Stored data
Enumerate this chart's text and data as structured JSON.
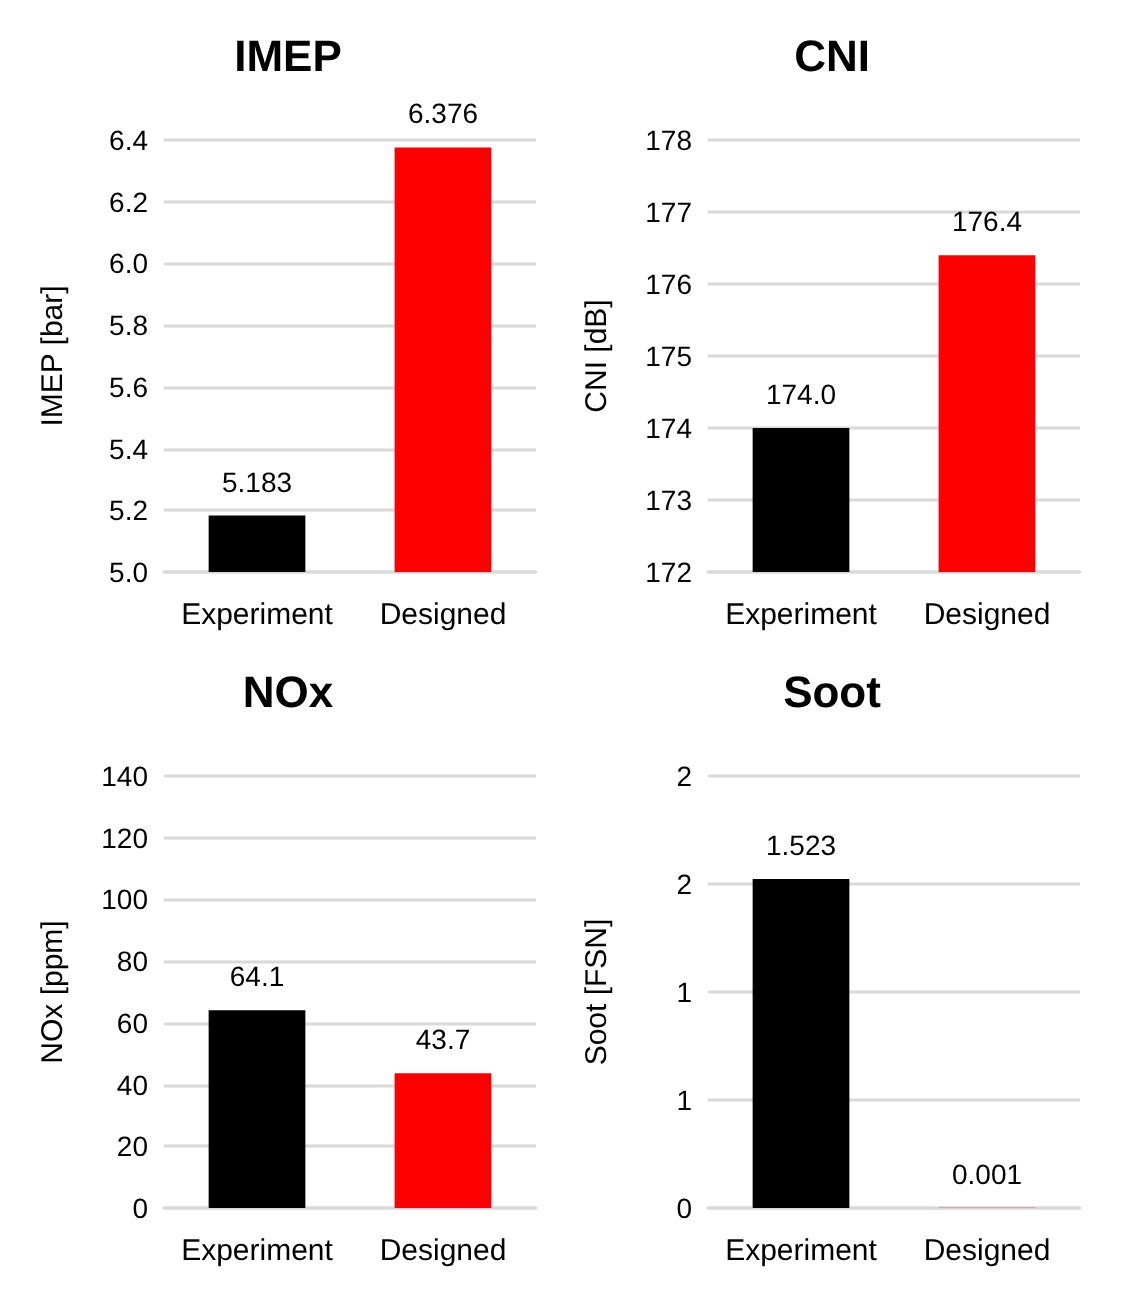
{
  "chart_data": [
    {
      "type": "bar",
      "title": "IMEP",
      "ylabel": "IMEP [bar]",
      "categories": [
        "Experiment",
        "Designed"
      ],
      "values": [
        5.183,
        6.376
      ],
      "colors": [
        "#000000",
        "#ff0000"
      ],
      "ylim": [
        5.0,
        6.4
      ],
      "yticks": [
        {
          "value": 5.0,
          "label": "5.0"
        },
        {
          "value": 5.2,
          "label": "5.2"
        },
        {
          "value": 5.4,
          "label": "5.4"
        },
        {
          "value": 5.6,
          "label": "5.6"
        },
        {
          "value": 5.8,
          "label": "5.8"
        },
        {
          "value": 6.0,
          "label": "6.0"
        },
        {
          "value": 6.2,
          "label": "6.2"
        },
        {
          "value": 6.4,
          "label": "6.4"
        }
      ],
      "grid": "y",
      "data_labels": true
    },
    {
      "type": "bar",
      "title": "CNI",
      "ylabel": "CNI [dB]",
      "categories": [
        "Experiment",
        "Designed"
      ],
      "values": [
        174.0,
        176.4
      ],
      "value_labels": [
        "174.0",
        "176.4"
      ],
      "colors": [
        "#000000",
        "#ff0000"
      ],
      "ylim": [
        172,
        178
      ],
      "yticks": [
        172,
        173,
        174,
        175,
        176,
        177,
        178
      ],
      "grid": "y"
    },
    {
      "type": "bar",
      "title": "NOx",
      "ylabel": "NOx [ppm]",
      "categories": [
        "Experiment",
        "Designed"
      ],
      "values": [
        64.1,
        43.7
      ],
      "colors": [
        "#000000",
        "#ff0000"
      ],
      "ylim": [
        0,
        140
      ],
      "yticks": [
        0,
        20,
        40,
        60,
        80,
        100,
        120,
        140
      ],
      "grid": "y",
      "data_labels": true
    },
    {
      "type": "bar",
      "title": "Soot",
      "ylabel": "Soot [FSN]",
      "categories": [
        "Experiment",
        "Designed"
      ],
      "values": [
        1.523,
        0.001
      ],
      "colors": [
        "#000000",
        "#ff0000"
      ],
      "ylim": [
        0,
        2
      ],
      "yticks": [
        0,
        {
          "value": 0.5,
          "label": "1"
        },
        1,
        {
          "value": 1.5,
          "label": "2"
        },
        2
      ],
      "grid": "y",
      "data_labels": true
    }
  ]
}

## [Aim]
Repeat the records above exactly, omitting every picture.

## [Problem solution]
Enumerate this chart's text and data as structured JSON.
{
  "chart_data": [
    {
      "type": "bar",
      "title": "IMEP",
      "ylabel": "IMEP [bar]",
      "categories": [
        "Experiment",
        "Designed"
      ],
      "values": [
        5.183,
        6.376
      ],
      "colors": [
        "#000000",
        "#ff0000"
      ],
      "ylim": [
        5.0,
        6.4
      ],
      "yticks": [
        {
          "value": 5.0,
          "label": "5.0"
        },
        {
          "value": 5.2,
          "label": "5.2"
        },
        {
          "value": 5.4,
          "label": "5.4"
        },
        {
          "value": 5.6,
          "label": "5.6"
        },
        {
          "value": 5.8,
          "label": "5.8"
        },
        {
          "value": 6.0,
          "label": "6.0"
        },
        {
          "value": 6.2,
          "label": "6.2"
        },
        {
          "value": 6.4,
          "label": "6.4"
        }
      ],
      "grid": "y",
      "data_labels": true
    },
    {
      "type": "bar",
      "title": "CNI",
      "ylabel": "CNI [dB]",
      "categories": [
        "Experiment",
        "Designed"
      ],
      "values": [
        174.0,
        176.4
      ],
      "value_labels": [
        "174.0",
        "176.4"
      ],
      "colors": [
        "#000000",
        "#ff0000"
      ],
      "ylim": [
        172,
        178
      ],
      "yticks": [
        172,
        173,
        174,
        175,
        176,
        177,
        178
      ],
      "grid": "y"
    },
    {
      "type": "bar",
      "title": "NOx",
      "ylabel": "NOx [ppm]",
      "categories": [
        "Experiment",
        "Designed"
      ],
      "values": [
        64.1,
        43.7
      ],
      "colors": [
        "#000000",
        "#ff0000"
      ],
      "ylim": [
        0,
        140
      ],
      "yticks": [
        0,
        20,
        40,
        60,
        80,
        100,
        120,
        140
      ],
      "grid": "y",
      "data_labels": true
    },
    {
      "type": "bar",
      "title": "Soot",
      "ylabel": "Soot [FSN]",
      "categories": [
        "Experiment",
        "Designed"
      ],
      "values": [
        1.523,
        0.001
      ],
      "colors": [
        "#000000",
        "#ff0000"
      ],
      "ylim": [
        0,
        2
      ],
      "yticks": [
        0,
        {
          "value": 0.5,
          "label": "1"
        },
        1,
        {
          "value": 1.5,
          "label": "2"
        },
        2
      ],
      "grid": "y",
      "data_labels": true
    }
  ]
}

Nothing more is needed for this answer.